**WHAT NEEDS TO BE DONE**:
Records follow. Pull out every line that contains "from".

— Begin DATASET RECORDS —

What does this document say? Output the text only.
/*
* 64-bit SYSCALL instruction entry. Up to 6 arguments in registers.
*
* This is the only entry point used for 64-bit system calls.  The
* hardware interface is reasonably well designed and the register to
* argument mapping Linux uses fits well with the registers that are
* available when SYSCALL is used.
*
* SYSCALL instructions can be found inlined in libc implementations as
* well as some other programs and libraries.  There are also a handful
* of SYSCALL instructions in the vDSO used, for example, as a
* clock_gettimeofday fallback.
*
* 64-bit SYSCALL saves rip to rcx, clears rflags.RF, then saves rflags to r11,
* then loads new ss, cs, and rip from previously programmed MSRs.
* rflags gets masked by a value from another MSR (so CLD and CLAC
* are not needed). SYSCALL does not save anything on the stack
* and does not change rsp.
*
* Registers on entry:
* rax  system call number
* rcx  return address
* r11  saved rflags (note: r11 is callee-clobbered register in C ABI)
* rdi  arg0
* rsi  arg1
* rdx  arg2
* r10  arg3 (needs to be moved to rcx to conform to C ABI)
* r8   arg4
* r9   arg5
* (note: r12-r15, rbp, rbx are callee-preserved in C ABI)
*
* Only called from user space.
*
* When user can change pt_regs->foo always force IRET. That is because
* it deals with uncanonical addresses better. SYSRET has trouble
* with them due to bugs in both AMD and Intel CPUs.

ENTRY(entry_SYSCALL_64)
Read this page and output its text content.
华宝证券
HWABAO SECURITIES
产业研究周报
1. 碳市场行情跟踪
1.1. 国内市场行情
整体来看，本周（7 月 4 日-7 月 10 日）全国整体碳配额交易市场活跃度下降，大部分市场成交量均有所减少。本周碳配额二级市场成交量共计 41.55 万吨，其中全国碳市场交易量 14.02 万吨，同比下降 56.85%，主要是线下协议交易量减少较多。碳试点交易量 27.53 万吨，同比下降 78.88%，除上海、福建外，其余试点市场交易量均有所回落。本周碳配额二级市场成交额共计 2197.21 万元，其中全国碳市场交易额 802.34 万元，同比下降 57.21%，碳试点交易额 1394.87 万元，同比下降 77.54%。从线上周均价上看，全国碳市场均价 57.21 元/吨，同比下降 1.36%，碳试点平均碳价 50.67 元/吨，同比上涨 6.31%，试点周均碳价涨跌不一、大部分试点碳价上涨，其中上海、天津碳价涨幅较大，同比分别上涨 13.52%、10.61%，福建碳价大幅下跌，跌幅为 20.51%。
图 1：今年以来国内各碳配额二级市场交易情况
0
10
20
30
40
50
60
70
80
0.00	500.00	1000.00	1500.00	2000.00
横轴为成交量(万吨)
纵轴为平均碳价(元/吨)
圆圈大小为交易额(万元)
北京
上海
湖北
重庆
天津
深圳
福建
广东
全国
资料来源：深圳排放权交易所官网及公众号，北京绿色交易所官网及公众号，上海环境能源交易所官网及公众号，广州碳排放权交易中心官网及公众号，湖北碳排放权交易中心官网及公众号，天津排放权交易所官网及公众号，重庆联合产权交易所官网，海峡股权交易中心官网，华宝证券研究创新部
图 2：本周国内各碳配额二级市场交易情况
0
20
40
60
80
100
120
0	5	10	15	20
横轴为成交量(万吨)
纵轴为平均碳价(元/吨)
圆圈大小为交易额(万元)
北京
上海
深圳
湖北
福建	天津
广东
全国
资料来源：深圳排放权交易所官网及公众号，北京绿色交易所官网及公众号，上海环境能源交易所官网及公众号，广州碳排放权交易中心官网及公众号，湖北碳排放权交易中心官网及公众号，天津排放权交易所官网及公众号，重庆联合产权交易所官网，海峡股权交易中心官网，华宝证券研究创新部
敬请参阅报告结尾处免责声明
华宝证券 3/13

— End DATASET RECORDS —

**RESULT BELOW**:
* then loads new ss, cs, and rip from previously programmed MSRs.
* rflags gets masked by a value from another MSR (so CLD and CLAC
* Only called from user space.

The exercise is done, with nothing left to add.